• **SET TASK**
Each record is to be transcribed exactly.

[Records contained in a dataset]
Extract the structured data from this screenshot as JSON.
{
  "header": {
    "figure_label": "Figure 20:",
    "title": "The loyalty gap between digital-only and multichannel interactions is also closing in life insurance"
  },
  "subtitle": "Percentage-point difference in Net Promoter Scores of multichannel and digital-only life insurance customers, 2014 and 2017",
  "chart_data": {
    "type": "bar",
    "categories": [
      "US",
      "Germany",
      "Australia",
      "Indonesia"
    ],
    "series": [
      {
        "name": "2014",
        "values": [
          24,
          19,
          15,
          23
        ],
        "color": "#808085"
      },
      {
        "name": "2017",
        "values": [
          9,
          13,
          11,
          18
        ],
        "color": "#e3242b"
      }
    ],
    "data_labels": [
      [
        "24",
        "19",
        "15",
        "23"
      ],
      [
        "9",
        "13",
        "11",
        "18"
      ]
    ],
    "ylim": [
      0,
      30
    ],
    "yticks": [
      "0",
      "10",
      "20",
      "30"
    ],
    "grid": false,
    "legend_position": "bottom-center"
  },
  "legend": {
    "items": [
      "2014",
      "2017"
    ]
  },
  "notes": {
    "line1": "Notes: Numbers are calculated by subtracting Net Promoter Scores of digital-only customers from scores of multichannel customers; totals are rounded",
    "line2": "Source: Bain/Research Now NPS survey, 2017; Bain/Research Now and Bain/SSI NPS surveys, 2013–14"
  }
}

• **CORRECT ANSWER**
Extract the structured data from this screenshot as JSON.
{
  "header": {
    "figure_label": "Figure 20:",
    "title": "The loyalty gap between digital-only and multichannel interactions is also closing in life insurance"
  },
  "subtitle": "Percentage-point difference in Net Promoter Scores of multichannel and digital-only life insurance customers, 2014 and 2017",
  "chart_data": {
    "type": "bar",
    "categories": [
      "US",
      "Germany",
      "Australia",
      "Indonesia"
    ],
    "series": [
      {
        "name": "2014",
        "values": [
          24,
          19,
          15,
          23
        ],
        "color": "#808085"
      },
      {
        "name": "2017",
        "values": [
          9,
          13,
          11,
          18
        ],
        "color": "#e3242b"
      }
    ],
    "data_labels": [
      [
        "24",
        "19",
        "15",
        "23"
      ],
      [
        "9",
        "13",
        "11",
        "18"
      ]
    ],
    "ylim": [
      0,
      30
    ],
    "yticks": [
      "0",
      "10",
      "20",
      "30"
    ],
    "grid": false,
    "legend_position": "bottom-center"
  },
  "legend": {
    "items": [
      "2014",
      "2017"
    ]
  },
  "notes": {
    "line1": "Notes: Numbers are calculated by subtracting Net Promoter Scores of digital-only customers from scores of multichannel customers; totals are rounded",
    "line2": "Source: Bain/Research Now NPS survey, 2017; Bain/Research Now and Bain/SSI NPS surveys, 2013–14"
  }
}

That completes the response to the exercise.